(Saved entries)
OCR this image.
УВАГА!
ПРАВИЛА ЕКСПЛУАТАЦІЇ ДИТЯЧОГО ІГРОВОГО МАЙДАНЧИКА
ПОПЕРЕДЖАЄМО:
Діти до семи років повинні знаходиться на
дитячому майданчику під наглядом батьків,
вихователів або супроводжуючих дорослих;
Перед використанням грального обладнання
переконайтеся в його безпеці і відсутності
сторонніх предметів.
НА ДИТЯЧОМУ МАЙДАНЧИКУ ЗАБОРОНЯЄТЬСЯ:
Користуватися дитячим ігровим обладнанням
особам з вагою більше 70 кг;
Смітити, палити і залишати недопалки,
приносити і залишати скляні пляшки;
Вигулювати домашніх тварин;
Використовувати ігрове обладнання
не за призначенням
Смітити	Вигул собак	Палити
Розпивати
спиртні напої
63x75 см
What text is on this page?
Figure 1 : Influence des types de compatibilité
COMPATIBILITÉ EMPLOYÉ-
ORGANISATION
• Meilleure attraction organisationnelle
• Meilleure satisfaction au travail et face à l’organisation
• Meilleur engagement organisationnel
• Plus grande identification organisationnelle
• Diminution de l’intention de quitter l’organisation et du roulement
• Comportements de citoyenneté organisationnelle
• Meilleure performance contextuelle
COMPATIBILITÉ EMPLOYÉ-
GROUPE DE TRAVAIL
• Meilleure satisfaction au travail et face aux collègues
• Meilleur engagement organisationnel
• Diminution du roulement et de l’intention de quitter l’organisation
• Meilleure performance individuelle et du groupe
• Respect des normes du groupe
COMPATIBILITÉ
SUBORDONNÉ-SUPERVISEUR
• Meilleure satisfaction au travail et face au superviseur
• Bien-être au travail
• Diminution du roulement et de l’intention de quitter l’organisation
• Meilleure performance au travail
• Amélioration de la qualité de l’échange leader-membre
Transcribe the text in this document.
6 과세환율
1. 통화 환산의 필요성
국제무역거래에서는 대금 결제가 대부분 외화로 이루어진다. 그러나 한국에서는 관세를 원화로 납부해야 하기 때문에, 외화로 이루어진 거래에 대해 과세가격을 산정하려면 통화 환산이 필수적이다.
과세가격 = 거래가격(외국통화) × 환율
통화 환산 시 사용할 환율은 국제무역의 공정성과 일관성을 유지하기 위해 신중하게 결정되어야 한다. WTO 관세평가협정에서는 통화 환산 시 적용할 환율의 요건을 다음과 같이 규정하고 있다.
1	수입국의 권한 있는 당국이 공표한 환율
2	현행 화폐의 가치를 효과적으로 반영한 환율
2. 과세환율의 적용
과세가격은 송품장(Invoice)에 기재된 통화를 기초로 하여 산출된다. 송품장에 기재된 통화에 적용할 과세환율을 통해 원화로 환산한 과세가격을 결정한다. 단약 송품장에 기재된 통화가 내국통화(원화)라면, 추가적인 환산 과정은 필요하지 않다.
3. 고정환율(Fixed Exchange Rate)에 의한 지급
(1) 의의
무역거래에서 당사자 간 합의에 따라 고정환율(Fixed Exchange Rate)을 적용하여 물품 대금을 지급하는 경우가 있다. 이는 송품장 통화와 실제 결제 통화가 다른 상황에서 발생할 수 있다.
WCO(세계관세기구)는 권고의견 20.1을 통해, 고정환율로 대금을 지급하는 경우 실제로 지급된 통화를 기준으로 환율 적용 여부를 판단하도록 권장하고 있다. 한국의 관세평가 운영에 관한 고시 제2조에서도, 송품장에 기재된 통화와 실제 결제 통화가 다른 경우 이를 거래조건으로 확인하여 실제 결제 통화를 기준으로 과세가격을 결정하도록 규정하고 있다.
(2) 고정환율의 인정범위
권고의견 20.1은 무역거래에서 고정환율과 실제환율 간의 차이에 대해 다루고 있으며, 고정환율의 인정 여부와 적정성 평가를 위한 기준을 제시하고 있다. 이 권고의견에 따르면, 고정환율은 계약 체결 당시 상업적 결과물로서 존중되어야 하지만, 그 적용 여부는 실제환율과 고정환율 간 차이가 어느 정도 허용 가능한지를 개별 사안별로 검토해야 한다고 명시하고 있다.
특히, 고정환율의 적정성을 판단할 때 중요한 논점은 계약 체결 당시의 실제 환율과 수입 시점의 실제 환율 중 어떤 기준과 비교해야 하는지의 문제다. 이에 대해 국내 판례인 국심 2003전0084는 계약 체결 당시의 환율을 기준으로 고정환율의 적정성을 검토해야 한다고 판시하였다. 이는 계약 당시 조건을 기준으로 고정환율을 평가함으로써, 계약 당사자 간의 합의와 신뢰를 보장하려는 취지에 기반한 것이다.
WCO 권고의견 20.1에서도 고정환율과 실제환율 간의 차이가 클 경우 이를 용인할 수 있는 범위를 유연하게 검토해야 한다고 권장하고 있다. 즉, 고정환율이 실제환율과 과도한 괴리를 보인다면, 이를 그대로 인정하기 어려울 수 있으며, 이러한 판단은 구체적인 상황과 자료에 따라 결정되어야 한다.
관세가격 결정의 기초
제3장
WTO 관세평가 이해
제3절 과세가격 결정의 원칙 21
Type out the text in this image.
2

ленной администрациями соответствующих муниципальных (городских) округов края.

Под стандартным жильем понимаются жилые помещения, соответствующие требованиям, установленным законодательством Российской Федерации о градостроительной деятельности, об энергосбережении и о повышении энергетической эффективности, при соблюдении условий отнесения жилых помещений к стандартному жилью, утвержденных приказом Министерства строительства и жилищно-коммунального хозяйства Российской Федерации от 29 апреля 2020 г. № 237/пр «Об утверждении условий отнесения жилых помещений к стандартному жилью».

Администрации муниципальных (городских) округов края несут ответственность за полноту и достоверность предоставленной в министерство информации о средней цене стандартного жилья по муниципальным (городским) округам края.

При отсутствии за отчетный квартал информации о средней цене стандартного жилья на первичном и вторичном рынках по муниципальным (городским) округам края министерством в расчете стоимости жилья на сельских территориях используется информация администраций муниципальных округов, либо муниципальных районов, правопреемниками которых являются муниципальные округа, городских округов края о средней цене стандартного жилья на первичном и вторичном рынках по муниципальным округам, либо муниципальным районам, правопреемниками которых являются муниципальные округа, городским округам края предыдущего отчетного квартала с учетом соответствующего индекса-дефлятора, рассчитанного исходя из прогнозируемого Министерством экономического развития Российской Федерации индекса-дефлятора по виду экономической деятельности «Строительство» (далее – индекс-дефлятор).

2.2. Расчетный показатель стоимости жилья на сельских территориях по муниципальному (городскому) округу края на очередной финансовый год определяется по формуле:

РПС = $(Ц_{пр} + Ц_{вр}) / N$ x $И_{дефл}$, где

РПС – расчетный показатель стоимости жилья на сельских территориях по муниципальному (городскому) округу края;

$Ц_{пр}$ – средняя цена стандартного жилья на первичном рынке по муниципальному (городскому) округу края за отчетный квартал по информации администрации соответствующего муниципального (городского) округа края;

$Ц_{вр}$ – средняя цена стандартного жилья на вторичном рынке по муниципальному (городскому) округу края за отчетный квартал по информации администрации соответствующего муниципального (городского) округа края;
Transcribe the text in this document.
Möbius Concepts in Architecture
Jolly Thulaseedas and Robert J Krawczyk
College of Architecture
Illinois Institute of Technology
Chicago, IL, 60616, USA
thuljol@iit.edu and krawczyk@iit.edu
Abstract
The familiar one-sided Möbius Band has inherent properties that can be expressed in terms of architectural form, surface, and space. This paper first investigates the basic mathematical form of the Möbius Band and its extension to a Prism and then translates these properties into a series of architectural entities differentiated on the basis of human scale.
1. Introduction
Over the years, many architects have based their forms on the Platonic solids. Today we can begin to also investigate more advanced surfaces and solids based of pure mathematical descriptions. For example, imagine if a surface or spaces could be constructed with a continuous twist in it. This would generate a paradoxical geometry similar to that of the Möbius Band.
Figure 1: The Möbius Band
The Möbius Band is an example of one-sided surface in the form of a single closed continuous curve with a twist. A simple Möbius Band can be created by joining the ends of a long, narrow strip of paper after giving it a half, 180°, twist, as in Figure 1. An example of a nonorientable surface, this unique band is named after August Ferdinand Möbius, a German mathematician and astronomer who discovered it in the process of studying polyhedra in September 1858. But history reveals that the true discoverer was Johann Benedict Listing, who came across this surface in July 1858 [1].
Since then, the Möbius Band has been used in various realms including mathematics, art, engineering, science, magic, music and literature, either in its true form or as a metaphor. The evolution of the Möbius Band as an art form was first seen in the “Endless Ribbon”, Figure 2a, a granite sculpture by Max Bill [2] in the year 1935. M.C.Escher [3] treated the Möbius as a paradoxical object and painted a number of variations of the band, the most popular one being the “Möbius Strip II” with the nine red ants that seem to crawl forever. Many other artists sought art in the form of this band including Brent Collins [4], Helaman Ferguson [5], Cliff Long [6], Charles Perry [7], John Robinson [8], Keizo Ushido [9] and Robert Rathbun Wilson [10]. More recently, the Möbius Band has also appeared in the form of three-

> Challenge
Scan the data above and copy every line with "показатель" in it.

> Exercise response
2.2. Расчетный показатель стоимости жилья на сельских территориях по муниципальному (городскому) округу края на очередной финансовый год определяется по формуле:
РПС – расчетный показатель стоимости жилья на сельских территориях по муниципальному (городскому) округу края;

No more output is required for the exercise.